Required task: List all lines of the data that include the string "values".

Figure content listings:
=-=-=-=-=

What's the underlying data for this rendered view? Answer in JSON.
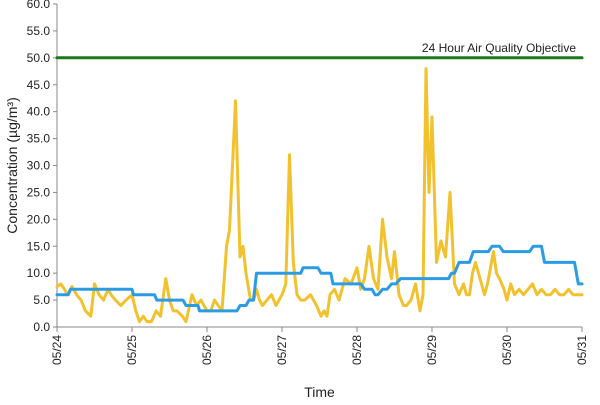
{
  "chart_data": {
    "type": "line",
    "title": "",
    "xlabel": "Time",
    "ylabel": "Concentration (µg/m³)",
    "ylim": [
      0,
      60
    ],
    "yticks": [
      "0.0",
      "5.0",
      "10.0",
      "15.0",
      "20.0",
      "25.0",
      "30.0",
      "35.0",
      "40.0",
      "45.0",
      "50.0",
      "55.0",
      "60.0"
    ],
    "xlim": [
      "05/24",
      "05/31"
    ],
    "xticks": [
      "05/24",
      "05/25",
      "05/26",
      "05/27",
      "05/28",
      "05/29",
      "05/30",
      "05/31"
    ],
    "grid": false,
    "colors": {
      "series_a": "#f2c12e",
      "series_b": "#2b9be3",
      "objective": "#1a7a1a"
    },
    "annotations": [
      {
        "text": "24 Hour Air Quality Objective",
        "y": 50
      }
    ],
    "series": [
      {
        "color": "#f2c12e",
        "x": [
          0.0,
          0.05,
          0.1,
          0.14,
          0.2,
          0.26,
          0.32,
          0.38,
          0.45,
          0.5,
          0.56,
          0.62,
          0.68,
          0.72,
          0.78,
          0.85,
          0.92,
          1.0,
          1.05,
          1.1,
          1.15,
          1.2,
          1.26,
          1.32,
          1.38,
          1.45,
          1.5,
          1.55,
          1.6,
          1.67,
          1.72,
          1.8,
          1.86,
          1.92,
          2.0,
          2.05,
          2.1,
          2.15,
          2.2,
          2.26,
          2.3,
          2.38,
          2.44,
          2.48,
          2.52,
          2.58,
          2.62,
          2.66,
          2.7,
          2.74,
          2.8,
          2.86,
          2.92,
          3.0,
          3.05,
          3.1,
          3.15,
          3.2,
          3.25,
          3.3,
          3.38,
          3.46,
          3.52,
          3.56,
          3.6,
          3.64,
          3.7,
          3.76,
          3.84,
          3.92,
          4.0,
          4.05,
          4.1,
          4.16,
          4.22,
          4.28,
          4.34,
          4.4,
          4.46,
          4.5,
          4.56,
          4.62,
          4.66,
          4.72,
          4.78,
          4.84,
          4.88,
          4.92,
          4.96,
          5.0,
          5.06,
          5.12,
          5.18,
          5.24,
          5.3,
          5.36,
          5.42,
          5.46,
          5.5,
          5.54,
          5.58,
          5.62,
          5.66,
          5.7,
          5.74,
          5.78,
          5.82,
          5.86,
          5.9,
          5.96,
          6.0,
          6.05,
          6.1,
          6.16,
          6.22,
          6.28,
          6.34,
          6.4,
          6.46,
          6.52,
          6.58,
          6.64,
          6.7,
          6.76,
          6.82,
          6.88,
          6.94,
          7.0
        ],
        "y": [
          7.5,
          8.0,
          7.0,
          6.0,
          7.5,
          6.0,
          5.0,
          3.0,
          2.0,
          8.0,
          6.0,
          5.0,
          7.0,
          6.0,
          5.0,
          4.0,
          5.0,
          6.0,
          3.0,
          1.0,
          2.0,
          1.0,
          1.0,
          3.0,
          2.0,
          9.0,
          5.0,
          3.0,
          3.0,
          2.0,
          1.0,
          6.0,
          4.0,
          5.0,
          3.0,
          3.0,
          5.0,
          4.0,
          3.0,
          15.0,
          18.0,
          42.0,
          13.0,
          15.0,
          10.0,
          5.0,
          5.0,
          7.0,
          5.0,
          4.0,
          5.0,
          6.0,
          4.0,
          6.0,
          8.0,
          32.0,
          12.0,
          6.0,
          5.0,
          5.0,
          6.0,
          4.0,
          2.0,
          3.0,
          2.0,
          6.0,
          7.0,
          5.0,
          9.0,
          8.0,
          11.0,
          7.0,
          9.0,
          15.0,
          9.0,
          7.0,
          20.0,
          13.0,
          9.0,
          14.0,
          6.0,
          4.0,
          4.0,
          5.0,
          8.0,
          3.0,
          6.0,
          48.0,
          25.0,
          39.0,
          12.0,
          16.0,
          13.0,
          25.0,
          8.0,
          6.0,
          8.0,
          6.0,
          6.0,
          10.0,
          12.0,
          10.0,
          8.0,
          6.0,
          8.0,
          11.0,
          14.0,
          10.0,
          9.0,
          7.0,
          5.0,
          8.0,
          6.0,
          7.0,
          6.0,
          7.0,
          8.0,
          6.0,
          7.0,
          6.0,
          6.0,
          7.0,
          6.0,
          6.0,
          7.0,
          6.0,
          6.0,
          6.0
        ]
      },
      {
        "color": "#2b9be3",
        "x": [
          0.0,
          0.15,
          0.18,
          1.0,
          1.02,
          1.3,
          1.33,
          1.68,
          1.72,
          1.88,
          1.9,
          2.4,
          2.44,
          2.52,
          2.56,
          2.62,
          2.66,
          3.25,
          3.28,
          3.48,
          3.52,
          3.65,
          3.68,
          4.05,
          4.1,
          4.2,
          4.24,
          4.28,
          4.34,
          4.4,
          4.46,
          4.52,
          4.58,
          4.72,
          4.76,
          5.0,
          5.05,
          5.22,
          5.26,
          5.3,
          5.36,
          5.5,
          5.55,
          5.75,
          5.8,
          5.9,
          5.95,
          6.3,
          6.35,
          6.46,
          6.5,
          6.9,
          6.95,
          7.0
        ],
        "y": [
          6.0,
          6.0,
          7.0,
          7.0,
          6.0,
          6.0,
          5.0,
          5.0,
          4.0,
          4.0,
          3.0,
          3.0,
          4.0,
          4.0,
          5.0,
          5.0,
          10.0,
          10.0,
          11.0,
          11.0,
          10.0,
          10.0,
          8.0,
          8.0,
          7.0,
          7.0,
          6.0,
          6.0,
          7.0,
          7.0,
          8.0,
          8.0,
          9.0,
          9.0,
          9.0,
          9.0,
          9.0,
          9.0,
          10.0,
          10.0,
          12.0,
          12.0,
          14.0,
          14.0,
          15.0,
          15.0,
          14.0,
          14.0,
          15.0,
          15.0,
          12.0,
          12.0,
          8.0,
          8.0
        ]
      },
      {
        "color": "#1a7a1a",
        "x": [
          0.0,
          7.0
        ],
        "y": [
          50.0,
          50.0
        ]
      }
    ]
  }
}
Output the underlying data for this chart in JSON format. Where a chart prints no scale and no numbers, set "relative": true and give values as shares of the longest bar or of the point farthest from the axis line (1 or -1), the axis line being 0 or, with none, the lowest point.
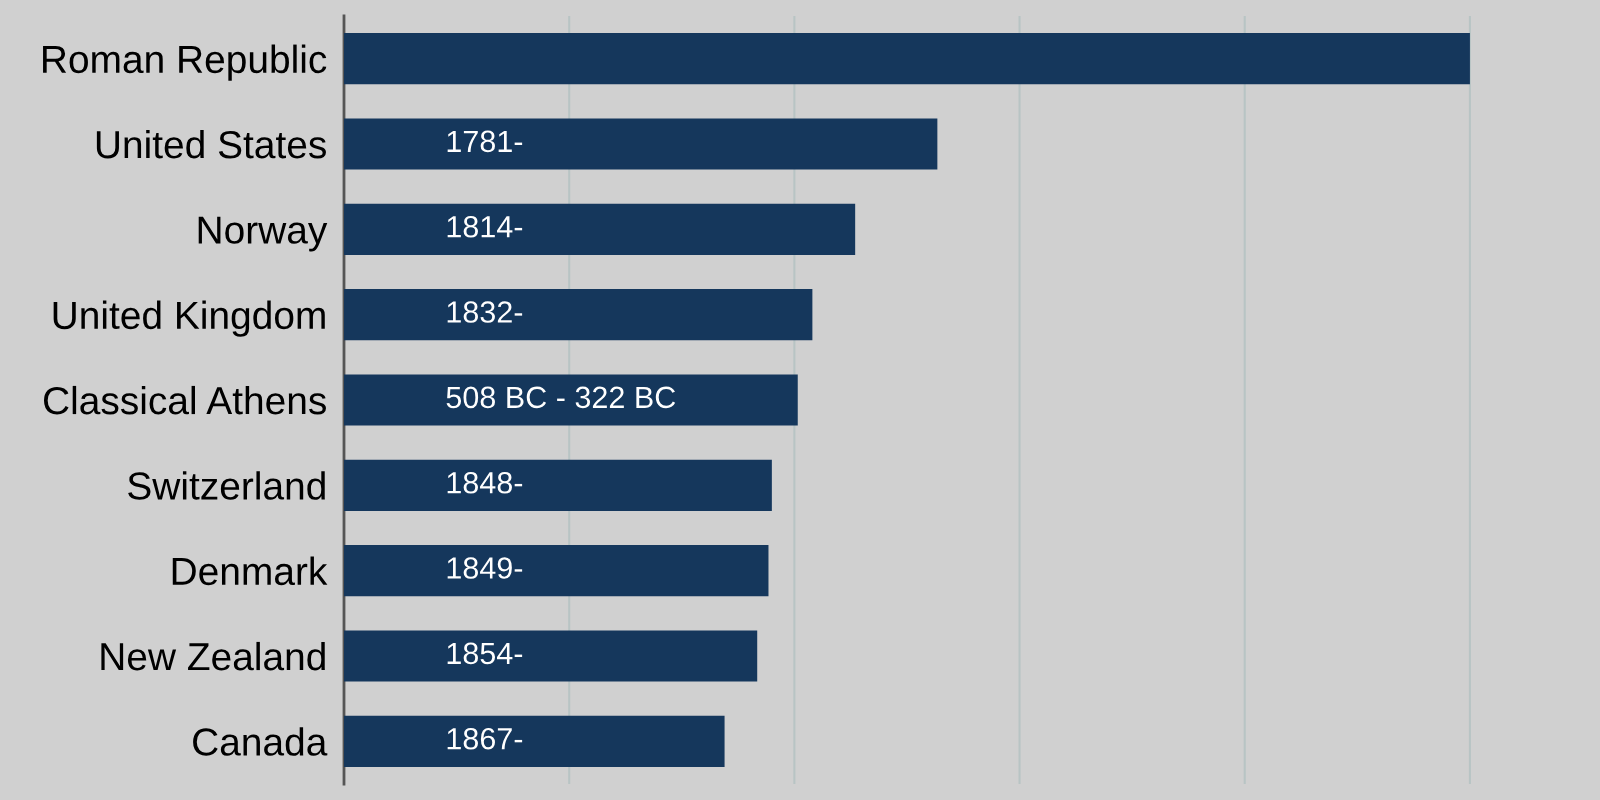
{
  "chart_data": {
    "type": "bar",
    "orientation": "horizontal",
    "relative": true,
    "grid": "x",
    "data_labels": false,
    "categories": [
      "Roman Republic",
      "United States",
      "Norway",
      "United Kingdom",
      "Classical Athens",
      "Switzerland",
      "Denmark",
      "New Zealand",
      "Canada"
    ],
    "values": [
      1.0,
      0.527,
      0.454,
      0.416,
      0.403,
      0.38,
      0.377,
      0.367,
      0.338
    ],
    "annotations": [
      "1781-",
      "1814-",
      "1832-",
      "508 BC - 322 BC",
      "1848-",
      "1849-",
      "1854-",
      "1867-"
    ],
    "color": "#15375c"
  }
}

=-=-=-=-=

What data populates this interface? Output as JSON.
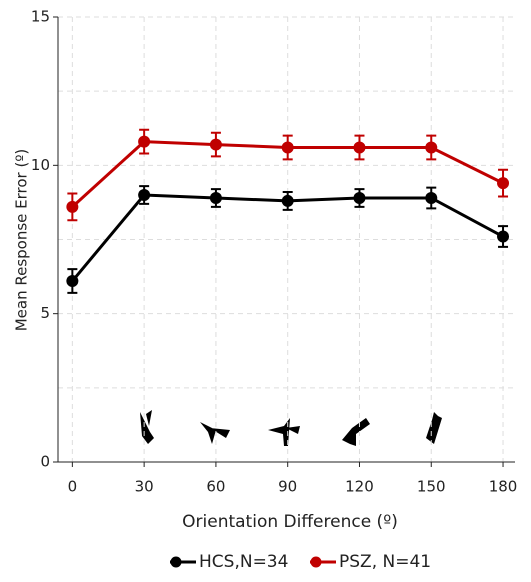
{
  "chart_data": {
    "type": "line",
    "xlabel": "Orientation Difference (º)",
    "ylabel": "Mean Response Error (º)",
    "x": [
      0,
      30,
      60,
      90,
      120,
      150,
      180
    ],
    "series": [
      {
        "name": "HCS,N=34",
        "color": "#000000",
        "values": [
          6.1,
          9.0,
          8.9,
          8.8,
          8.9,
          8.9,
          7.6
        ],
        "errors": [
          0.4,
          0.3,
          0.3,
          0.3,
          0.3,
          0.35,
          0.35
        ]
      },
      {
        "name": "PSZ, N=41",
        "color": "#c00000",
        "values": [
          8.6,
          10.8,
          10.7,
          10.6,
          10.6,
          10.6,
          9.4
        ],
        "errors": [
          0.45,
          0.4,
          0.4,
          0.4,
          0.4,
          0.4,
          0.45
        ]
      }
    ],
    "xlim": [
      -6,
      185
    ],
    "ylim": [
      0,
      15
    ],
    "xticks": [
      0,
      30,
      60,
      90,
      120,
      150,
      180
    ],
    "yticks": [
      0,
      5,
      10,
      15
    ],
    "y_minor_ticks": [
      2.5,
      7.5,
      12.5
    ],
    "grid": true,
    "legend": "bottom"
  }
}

=-=-=-=-=

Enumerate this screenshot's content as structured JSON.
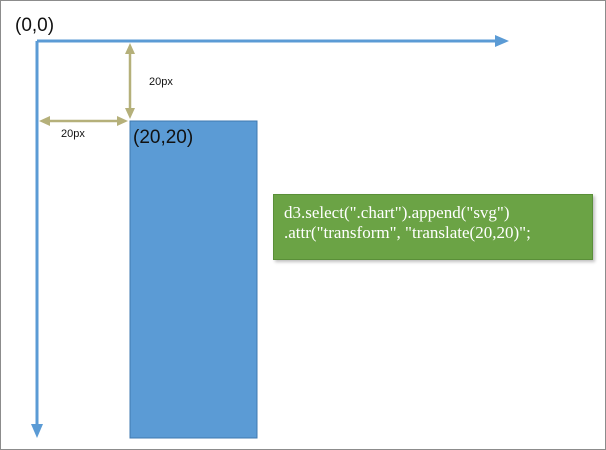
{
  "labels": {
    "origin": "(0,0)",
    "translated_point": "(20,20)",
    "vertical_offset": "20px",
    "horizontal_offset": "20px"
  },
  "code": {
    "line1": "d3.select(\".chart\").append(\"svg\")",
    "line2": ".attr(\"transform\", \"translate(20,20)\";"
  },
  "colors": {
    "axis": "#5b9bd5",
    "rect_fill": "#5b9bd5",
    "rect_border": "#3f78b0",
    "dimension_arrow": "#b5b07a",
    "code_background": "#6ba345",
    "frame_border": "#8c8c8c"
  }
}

=-=-=-=-=

Solution below:
Output the underlying data for this chart in JSON format. Where a chart prints no scale and no numbers, set "relative": true and give values as shares of the longest bar or of the point farthest from the axis line (1 or -1), the axis line being 0 or, with none, the lowest point.
    "values": [
        "values": [
        "values": [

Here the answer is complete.